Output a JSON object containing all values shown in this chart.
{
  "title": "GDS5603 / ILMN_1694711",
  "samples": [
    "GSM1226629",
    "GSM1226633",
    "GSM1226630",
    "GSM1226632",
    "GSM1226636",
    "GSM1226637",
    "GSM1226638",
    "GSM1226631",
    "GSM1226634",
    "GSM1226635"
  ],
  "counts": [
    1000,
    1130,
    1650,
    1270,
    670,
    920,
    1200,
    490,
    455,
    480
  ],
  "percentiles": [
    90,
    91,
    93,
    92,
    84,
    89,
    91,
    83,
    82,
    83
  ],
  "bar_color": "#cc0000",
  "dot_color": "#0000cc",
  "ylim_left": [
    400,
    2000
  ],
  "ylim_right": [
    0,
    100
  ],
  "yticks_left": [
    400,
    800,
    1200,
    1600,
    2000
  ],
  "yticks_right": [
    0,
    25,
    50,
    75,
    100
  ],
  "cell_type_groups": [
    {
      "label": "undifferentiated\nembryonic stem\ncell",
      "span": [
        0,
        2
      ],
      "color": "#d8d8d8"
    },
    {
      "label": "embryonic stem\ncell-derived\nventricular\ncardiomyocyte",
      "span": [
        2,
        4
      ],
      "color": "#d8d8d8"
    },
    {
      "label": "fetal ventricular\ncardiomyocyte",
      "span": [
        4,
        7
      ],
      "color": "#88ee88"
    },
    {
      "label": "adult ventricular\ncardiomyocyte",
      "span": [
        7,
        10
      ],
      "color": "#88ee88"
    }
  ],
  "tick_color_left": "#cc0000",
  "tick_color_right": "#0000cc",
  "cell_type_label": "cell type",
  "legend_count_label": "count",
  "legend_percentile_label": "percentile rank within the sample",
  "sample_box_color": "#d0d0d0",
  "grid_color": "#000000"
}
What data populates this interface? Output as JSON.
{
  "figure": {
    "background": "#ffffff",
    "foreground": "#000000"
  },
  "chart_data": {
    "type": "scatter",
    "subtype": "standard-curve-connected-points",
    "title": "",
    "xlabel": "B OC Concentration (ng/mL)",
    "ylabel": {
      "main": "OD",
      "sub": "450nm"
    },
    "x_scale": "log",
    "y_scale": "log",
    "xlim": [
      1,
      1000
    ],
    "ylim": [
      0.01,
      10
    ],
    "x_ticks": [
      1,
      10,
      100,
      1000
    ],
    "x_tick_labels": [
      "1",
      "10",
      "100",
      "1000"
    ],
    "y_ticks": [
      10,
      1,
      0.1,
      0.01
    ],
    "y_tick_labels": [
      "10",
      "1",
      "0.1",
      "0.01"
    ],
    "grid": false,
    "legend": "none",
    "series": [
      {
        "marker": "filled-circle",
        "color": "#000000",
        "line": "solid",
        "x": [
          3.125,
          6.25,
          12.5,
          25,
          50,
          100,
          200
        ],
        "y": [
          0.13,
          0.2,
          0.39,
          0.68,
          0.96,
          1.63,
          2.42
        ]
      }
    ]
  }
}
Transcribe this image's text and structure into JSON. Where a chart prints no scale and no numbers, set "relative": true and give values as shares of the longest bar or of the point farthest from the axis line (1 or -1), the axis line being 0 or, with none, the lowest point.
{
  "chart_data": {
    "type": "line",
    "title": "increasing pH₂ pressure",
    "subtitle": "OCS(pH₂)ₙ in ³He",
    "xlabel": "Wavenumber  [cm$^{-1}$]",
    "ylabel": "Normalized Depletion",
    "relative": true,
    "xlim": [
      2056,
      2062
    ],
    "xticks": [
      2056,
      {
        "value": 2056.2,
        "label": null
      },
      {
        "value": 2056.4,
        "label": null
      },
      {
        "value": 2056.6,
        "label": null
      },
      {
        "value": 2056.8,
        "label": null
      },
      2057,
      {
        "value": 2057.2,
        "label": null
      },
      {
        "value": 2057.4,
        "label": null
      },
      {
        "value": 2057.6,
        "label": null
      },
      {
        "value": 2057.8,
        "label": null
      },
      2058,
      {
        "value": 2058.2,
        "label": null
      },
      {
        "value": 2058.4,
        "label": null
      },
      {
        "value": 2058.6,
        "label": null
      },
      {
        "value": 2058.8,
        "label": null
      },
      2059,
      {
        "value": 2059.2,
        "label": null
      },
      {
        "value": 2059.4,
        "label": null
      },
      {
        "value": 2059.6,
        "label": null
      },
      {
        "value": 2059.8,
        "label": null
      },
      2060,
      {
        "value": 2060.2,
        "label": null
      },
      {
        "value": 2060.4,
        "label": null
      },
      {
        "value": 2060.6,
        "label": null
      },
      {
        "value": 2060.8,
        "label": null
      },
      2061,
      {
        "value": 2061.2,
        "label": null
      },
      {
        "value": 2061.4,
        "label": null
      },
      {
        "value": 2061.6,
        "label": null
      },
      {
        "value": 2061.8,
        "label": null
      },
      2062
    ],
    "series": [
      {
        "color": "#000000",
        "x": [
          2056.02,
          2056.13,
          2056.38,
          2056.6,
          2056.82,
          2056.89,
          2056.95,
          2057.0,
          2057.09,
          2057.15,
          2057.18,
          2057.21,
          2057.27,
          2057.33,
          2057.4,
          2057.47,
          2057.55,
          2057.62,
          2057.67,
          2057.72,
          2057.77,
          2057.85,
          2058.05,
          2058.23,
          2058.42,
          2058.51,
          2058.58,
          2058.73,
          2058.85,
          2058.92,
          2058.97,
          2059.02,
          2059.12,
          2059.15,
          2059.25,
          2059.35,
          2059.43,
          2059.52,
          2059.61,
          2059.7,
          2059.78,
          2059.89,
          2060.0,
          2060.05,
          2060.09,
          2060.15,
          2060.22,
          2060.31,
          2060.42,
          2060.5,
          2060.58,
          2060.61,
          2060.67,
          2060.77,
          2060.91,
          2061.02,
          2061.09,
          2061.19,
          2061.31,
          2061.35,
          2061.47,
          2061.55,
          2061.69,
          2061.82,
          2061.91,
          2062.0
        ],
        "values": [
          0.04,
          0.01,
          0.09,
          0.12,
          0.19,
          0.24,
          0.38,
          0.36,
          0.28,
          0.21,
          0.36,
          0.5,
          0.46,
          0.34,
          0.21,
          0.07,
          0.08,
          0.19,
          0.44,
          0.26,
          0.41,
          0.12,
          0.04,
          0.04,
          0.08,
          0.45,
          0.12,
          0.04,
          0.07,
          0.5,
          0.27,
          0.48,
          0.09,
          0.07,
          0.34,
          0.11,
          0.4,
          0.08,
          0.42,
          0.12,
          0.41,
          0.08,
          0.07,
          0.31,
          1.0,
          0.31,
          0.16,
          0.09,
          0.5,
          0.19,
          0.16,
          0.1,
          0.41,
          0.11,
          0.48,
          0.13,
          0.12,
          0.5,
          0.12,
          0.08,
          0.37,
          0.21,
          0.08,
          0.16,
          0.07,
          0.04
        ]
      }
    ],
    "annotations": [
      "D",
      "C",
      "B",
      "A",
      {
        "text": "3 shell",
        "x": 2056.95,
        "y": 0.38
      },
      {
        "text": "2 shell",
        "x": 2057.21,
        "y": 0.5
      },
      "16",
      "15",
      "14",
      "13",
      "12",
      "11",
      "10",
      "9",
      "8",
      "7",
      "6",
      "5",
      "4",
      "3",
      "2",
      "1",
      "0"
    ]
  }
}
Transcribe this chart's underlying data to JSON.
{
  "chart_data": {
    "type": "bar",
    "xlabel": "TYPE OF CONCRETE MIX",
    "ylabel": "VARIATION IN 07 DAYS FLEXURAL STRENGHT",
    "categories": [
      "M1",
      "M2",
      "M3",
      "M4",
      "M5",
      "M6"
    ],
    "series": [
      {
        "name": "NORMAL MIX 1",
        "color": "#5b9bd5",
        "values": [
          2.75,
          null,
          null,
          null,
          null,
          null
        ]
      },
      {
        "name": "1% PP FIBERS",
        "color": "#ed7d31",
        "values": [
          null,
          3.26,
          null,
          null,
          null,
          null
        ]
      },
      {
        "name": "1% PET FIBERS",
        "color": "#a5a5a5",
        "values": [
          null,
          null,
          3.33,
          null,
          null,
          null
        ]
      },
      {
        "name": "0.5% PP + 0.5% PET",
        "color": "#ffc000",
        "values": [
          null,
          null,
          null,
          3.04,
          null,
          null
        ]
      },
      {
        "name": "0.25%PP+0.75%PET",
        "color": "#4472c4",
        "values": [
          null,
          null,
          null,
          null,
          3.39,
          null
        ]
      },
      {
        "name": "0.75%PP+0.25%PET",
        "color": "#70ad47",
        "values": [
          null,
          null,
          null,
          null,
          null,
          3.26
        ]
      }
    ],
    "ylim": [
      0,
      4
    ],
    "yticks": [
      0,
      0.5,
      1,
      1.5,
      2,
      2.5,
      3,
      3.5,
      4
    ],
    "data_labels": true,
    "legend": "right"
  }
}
——————
#### [Task details]
Across the preceding material, how many lines contain the word "ncell"? State the number alone.

#### [Full response]
2